#### [Work required]
Drop the images; return everything else in the listing below exactly.

#### [The records]
┌──

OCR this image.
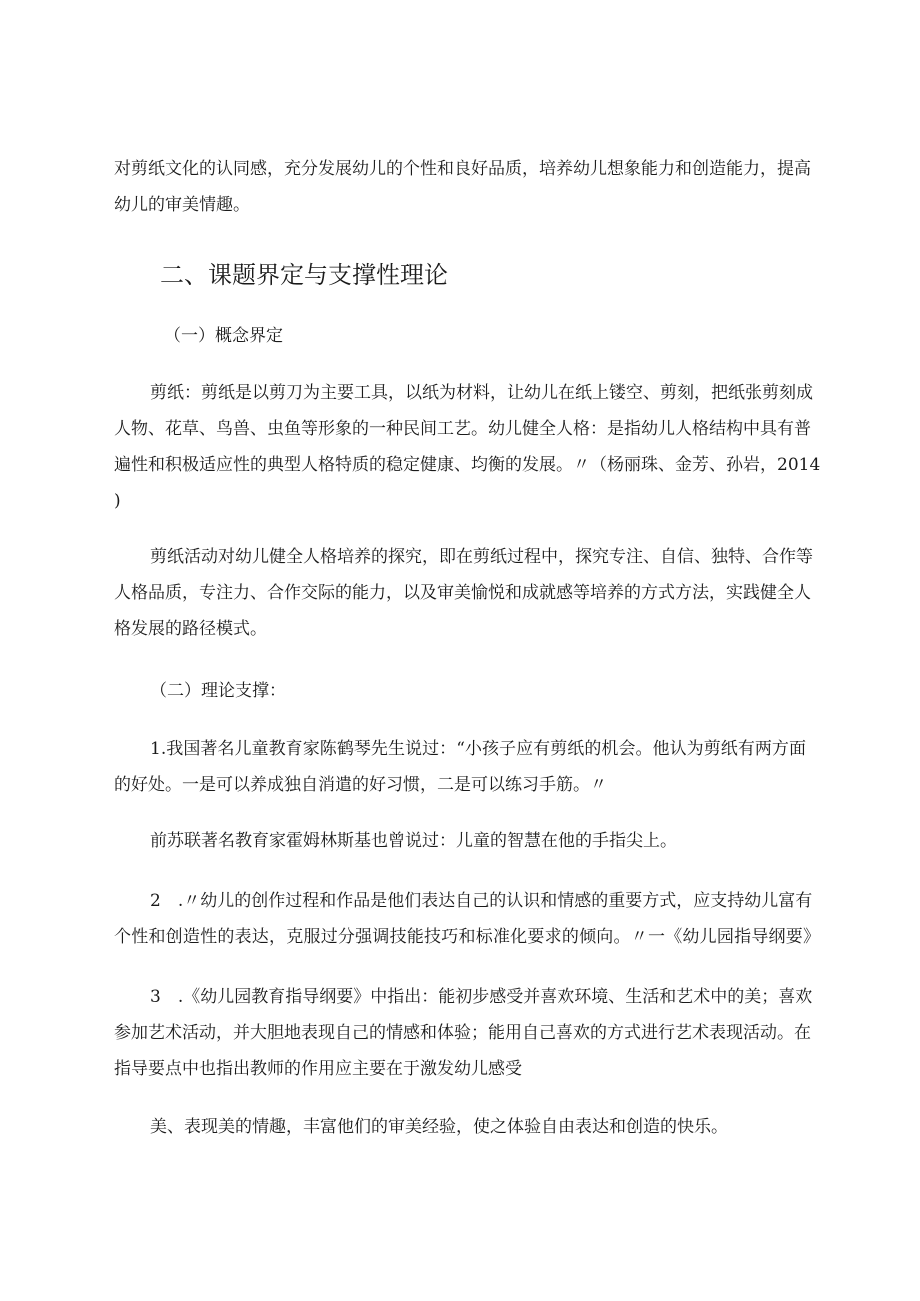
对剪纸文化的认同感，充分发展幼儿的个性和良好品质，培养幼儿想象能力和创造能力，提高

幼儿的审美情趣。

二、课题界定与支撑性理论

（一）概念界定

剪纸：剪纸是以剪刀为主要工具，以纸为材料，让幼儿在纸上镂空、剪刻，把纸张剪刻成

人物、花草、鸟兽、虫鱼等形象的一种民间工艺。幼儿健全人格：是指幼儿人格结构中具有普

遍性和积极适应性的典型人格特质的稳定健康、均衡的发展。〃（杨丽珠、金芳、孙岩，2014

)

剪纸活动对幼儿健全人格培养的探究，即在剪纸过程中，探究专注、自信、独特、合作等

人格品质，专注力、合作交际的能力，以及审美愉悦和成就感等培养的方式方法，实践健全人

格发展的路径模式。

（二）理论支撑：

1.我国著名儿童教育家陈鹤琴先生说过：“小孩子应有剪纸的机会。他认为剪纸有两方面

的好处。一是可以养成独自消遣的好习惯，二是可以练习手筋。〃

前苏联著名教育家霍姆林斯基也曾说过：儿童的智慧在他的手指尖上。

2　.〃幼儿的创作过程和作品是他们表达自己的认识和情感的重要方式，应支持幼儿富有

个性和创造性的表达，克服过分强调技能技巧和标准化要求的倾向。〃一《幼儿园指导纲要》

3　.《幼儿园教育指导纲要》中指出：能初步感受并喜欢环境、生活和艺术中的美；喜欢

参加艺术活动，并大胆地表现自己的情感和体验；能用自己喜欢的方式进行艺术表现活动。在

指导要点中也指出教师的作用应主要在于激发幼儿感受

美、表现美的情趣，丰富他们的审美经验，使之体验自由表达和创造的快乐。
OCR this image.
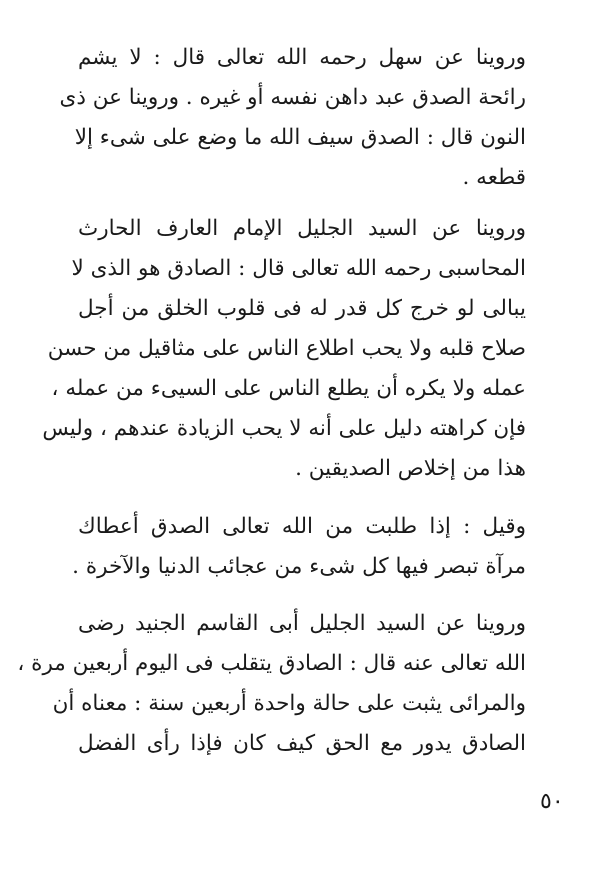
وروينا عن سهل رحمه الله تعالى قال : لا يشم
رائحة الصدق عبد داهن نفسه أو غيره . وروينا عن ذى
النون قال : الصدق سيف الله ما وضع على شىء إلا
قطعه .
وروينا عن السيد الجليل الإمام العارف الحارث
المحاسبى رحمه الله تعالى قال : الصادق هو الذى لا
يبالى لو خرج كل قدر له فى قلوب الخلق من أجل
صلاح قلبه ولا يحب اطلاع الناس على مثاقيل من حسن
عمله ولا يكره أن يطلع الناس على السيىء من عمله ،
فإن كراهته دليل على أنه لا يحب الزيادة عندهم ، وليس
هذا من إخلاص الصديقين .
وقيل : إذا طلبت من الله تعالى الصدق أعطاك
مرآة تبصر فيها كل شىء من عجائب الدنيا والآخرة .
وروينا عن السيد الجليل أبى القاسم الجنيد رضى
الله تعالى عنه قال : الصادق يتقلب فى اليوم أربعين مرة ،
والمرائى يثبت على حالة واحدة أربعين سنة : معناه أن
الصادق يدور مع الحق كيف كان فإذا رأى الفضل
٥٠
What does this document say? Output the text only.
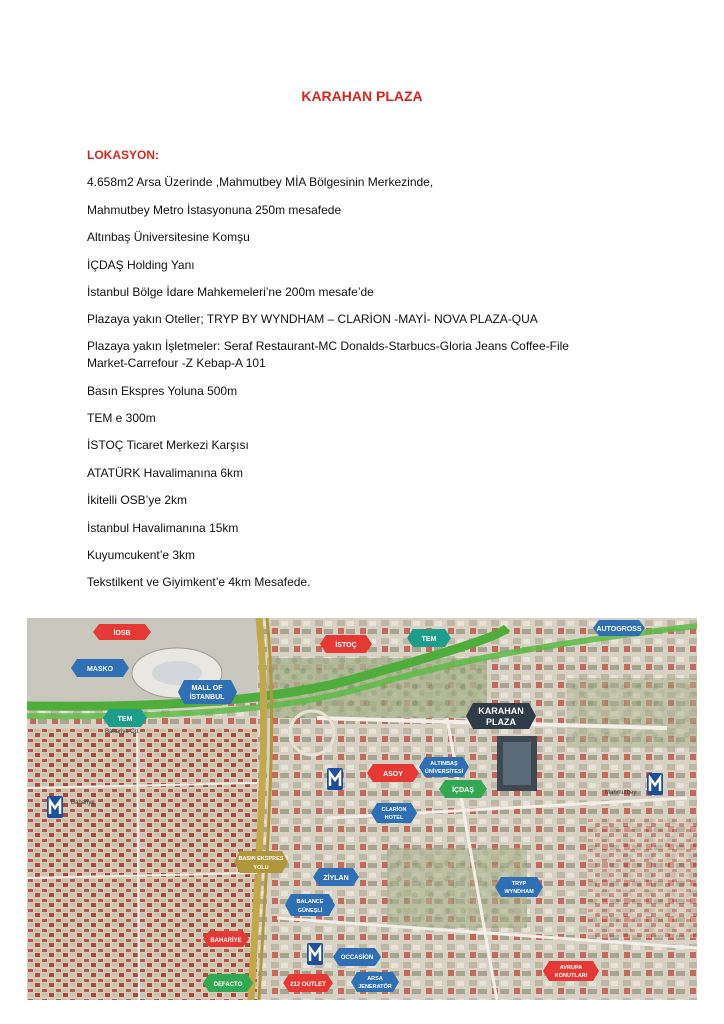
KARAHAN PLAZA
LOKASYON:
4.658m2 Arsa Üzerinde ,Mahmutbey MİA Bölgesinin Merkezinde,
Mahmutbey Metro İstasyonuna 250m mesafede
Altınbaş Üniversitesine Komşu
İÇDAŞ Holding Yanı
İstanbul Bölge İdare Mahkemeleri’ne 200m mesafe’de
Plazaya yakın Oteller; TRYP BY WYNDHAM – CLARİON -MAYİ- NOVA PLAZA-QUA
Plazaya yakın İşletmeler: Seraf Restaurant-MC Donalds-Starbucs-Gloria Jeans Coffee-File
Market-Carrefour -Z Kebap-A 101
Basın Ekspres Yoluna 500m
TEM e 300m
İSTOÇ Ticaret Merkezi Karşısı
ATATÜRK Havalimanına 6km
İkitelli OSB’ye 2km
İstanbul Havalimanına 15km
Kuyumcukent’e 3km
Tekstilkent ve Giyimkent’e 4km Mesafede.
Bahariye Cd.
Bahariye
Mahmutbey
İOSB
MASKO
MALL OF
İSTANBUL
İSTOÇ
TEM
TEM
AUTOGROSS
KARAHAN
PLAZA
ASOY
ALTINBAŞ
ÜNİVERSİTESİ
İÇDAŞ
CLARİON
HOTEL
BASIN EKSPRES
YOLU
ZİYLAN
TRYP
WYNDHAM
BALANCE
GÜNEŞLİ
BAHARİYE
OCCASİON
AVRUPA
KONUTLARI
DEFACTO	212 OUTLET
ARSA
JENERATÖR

└──

#### [Reply]
OCR this image.
对剪纸文化的认同感，充分发展幼儿的个性和良好品质，培养幼儿想象能力和创造能力，提高

幼儿的审美情趣。

二、课题界定与支撑性理论

（一）概念界定

剪纸：剪纸是以剪刀为主要工具，以纸为材料，让幼儿在纸上镂空、剪刻，把纸张剪刻成

人物、花草、鸟兽、虫鱼等形象的一种民间工艺。幼儿健全人格：是指幼儿人格结构中具有普

遍性和积极适应性的典型人格特质的稳定健康、均衡的发展。〃（杨丽珠、金芳、孙岩，2014

)

剪纸活动对幼儿健全人格培养的探究，即在剪纸过程中，探究专注、自信、独特、合作等

人格品质，专注力、合作交际的能力，以及审美愉悦和成就感等培养的方式方法，实践健全人

格发展的路径模式。

（二）理论支撑：

1.我国著名儿童教育家陈鹤琴先生说过：“小孩子应有剪纸的机会。他认为剪纸有两方面

的好处。一是可以养成独自消遣的好习惯，二是可以练习手筋。〃

前苏联著名教育家霍姆林斯基也曾说过：儿童的智慧在他的手指尖上。

2　.〃幼儿的创作过程和作品是他们表达自己的认识和情感的重要方式，应支持幼儿富有

个性和创造性的表达，克服过分强调技能技巧和标准化要求的倾向。〃一《幼儿园指导纲要》

3　.《幼儿园教育指导纲要》中指出：能初步感受并喜欢环境、生活和艺术中的美；喜欢

参加艺术活动，并大胆地表现自己的情感和体验；能用自己喜欢的方式进行艺术表现活动。在

指导要点中也指出教师的作用应主要在于激发幼儿感受

美、表现美的情趣，丰富他们的审美经验，使之体验自由表达和创造的快乐。
OCR this image.
وروينا عن سهل رحمه الله تعالى قال : لا يشم
رائحة الصدق عبد داهن نفسه أو غيره . وروينا عن ذى
النون قال : الصدق سيف الله ما وضع على شىء إلا
قطعه .
وروينا عن السيد الجليل الإمام العارف الحارث
المحاسبى رحمه الله تعالى قال : الصادق هو الذى لا
يبالى لو خرج كل قدر له فى قلوب الخلق من أجل
صلاح قلبه ولا يحب اطلاع الناس على مثاقيل من حسن
عمله ولا يكره أن يطلع الناس على السيىء من عمله ،
فإن كراهته دليل على أنه لا يحب الزيادة عندهم ، وليس
هذا من إخلاص الصديقين .
وقيل : إذا طلبت من الله تعالى الصدق أعطاك
مرآة تبصر فيها كل شىء من عجائب الدنيا والآخرة .
وروينا عن السيد الجليل أبى القاسم الجنيد رضى
الله تعالى عنه قال : الصادق يتقلب فى اليوم أربعين مرة ،
والمرائى يثبت على حالة واحدة أربعين سنة : معناه أن
الصادق يدور مع الحق كيف كان فإذا رأى الفضل
٥٠
What does this document say? Output the text only.
KARAHAN PLAZA
LOKASYON:
4.658m2 Arsa Üzerinde ,Mahmutbey MİA Bölgesinin Merkezinde,
Mahmutbey Metro İstasyonuna 250m mesafede
Altınbaş Üniversitesine Komşu
İÇDAŞ Holding Yanı
İstanbul Bölge İdare Mahkemeleri’ne 200m mesafe’de
Plazaya yakın Oteller; TRYP BY WYNDHAM – CLARİON -MAYİ- NOVA PLAZA-QUA
Plazaya yakın İşletmeler: Seraf Restaurant-MC Donalds-Starbucs-Gloria Jeans Coffee-File
Market-Carrefour -Z Kebap-A 101
Basın Ekspres Yoluna 500m
TEM e 300m
İSTOÇ Ticaret Merkezi Karşısı
ATATÜRK Havalimanına 6km
İkitelli OSB’ye 2km
İstanbul Havalimanına 15km
Kuyumcukent’e 3km
Tekstilkent ve Giyimkent’e 4km Mesafede.
Bahariye Cd.
Bahariye
Mahmutbey
İOSB
MASKO
MALL OF
İSTANBUL
İSTOÇ
TEM
TEM
AUTOGROSS
KARAHAN
PLAZA
ASOY
ALTINBAŞ
ÜNİVERSİTESİ
İÇDAŞ
CLARİON
HOTEL
BASIN EKSPRES
YOLU
ZİYLAN
TRYP
WYNDHAM
BALANCE
GÜNEŞLİ
BAHARİYE
OCCASİON
AVRUPA
KONUTLARI
DEFACTO	212 OUTLET
ARSA
JENERATÖR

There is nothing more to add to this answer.